WORK REQUIRED ::
Using the records below, report how many lines hold "КРЕДИТЫ", with no extra text.

DATA RECORDS ::
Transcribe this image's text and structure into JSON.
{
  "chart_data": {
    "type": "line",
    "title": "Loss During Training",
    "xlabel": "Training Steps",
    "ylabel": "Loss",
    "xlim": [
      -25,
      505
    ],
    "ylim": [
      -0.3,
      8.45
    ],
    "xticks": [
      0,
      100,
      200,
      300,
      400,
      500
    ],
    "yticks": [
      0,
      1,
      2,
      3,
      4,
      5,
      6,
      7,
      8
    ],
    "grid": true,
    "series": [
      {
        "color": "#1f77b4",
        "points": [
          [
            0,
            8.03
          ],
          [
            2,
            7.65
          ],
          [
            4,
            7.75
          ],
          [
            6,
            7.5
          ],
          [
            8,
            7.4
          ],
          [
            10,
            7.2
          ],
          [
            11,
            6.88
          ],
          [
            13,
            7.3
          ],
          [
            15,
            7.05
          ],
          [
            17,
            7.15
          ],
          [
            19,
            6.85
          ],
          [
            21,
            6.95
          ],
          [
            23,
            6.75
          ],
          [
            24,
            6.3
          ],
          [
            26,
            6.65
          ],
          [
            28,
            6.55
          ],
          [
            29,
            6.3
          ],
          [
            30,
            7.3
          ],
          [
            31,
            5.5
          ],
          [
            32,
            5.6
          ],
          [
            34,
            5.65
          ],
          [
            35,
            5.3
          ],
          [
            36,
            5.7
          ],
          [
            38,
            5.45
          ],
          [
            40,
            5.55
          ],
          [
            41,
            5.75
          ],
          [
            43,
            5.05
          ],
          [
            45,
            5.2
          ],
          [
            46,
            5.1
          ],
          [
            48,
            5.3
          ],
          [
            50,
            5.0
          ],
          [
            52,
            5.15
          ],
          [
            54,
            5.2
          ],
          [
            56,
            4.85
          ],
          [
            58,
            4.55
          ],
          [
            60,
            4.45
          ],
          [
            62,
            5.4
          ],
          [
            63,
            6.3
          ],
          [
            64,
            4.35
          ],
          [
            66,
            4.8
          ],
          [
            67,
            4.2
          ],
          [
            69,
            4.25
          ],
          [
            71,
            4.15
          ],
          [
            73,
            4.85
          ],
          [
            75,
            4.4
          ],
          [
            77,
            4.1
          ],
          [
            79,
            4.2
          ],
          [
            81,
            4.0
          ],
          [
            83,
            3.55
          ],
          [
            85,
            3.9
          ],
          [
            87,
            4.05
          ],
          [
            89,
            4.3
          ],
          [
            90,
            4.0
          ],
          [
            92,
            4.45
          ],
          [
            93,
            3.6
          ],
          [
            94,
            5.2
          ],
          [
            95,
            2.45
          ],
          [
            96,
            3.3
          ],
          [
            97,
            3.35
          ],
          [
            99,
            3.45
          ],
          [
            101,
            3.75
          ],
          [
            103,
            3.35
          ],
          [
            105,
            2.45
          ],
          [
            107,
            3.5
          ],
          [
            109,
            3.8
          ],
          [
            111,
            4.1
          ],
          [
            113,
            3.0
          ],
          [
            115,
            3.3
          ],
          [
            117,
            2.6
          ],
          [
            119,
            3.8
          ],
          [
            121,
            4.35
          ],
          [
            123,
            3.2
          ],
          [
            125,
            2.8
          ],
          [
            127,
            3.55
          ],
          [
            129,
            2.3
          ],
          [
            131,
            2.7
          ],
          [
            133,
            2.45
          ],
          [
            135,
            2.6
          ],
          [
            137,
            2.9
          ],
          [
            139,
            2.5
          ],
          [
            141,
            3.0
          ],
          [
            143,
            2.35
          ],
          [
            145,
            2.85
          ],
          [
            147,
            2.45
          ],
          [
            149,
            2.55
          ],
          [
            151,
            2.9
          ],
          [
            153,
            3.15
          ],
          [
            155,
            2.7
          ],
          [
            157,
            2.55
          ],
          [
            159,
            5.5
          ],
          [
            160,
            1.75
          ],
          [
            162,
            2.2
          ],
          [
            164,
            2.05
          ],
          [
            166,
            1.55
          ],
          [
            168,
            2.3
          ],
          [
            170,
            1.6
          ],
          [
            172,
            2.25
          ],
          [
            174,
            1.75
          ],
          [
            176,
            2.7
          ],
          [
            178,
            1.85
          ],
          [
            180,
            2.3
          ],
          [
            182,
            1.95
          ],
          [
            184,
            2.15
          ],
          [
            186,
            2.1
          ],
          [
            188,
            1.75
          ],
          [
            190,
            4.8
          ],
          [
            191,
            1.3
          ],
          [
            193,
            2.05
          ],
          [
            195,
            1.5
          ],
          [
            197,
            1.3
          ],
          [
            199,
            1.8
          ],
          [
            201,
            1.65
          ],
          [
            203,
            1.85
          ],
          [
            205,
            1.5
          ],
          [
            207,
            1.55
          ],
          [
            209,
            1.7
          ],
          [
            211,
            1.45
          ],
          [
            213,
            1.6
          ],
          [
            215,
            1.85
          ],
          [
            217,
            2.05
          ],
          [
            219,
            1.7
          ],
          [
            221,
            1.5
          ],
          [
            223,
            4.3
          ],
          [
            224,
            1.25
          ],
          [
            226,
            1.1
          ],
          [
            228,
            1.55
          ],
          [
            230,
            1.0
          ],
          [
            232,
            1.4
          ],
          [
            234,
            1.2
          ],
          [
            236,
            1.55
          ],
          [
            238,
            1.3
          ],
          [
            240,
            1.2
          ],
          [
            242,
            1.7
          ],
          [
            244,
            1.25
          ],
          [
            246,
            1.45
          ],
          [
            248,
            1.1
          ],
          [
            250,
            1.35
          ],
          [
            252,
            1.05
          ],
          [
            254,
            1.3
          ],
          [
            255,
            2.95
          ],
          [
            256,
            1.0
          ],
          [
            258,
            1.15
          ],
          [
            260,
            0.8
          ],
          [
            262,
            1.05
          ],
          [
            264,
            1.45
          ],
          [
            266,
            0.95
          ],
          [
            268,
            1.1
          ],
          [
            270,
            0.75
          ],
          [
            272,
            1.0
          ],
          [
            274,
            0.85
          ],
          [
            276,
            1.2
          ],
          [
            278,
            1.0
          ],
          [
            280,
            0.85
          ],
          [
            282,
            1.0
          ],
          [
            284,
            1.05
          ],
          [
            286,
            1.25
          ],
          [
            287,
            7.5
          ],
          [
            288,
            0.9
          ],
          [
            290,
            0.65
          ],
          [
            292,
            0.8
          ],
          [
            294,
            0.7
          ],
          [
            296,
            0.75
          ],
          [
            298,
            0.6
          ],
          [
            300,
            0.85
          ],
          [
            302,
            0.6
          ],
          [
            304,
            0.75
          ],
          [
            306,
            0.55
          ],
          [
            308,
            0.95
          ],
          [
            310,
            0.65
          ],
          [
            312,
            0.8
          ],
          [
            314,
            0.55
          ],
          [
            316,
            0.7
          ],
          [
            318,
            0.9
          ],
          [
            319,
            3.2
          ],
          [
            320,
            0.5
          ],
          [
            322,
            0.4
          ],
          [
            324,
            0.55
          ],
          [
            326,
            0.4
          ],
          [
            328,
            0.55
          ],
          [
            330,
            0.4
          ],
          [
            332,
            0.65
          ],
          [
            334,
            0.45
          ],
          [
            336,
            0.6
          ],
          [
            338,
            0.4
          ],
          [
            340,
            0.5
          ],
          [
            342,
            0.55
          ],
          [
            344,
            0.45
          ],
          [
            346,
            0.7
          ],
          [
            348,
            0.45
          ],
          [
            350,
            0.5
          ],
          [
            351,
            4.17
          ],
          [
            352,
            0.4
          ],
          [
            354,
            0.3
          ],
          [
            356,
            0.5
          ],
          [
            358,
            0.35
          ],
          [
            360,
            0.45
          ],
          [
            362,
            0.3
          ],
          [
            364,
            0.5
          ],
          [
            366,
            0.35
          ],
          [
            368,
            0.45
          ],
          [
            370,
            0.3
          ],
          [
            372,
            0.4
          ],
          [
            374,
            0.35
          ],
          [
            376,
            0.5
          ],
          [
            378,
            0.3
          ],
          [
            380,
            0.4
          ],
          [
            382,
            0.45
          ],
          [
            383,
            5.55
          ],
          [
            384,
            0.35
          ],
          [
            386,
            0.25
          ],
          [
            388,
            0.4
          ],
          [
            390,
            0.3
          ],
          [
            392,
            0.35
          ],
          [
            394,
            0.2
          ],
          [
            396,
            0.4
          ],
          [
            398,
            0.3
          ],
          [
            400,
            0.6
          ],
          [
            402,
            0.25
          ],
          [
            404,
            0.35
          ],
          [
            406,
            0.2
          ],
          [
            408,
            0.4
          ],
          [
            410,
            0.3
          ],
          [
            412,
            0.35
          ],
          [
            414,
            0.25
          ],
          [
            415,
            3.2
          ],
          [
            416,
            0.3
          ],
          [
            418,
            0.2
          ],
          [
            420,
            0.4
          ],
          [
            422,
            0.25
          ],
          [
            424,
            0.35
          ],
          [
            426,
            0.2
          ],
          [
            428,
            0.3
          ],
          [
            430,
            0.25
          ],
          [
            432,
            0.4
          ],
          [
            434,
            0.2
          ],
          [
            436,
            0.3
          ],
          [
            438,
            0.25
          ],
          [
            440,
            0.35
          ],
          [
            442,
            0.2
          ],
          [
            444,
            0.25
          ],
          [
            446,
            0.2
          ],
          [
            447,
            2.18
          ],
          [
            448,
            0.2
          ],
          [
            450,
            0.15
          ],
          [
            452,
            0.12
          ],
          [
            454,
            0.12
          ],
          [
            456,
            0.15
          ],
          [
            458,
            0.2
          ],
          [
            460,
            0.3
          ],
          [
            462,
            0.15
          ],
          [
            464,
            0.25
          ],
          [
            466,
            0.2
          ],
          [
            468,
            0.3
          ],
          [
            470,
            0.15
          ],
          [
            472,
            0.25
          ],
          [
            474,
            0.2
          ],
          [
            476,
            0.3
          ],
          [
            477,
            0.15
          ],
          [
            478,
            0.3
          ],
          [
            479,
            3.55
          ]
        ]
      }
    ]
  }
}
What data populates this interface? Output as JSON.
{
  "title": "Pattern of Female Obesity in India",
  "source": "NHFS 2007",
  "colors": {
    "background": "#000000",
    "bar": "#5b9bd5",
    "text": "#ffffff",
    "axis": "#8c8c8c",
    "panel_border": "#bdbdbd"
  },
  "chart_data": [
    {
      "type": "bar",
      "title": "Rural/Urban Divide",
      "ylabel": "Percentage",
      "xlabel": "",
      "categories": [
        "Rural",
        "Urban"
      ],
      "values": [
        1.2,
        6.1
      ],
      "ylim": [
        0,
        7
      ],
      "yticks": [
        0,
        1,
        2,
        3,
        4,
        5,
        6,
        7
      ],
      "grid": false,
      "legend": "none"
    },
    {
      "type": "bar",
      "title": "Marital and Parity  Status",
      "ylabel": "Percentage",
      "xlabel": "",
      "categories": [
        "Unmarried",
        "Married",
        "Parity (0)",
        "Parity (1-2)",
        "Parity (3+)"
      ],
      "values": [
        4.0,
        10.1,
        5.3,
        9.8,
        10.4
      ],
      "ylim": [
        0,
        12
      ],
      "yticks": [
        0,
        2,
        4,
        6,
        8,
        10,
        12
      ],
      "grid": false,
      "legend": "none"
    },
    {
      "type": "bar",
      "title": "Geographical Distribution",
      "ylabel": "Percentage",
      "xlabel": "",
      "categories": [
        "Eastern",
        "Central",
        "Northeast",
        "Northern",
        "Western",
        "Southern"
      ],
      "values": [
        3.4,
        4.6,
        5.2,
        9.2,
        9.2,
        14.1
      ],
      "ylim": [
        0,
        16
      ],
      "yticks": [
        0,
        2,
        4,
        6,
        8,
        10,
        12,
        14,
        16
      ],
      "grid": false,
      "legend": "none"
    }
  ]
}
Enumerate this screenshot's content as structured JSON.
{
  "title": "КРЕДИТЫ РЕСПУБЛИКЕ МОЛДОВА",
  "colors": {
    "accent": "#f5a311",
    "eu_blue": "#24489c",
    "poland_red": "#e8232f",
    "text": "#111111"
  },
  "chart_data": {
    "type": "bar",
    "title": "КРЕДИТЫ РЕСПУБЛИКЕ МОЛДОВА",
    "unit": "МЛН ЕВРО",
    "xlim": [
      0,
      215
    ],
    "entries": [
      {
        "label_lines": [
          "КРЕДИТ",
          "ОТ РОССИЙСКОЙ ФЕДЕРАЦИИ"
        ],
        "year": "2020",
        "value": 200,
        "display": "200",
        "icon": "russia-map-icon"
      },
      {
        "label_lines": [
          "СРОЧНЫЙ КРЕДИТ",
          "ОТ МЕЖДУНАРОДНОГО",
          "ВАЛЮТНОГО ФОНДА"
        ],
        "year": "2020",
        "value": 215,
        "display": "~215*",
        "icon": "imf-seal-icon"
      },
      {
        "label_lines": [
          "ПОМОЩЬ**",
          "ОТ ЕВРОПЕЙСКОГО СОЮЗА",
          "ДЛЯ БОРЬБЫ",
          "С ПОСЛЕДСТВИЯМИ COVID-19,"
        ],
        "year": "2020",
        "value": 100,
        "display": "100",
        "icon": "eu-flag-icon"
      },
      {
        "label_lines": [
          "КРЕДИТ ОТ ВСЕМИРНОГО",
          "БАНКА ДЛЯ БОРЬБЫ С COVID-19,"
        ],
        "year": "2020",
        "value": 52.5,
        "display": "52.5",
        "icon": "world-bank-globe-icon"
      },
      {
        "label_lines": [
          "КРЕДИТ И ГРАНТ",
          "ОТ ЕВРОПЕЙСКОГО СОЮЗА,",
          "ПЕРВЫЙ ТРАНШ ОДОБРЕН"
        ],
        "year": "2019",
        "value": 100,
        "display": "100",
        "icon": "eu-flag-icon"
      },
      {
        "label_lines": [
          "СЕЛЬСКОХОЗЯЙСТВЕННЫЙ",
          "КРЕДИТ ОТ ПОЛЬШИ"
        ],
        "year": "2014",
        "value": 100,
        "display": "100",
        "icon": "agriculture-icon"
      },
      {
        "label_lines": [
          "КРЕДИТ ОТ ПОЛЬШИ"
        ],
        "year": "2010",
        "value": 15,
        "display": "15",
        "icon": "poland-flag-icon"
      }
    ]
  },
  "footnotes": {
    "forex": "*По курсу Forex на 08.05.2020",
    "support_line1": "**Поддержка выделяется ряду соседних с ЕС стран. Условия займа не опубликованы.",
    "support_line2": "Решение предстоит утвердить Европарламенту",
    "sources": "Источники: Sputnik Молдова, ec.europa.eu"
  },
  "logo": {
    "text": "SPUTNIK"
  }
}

RESULT FOR THIS TASK ::
2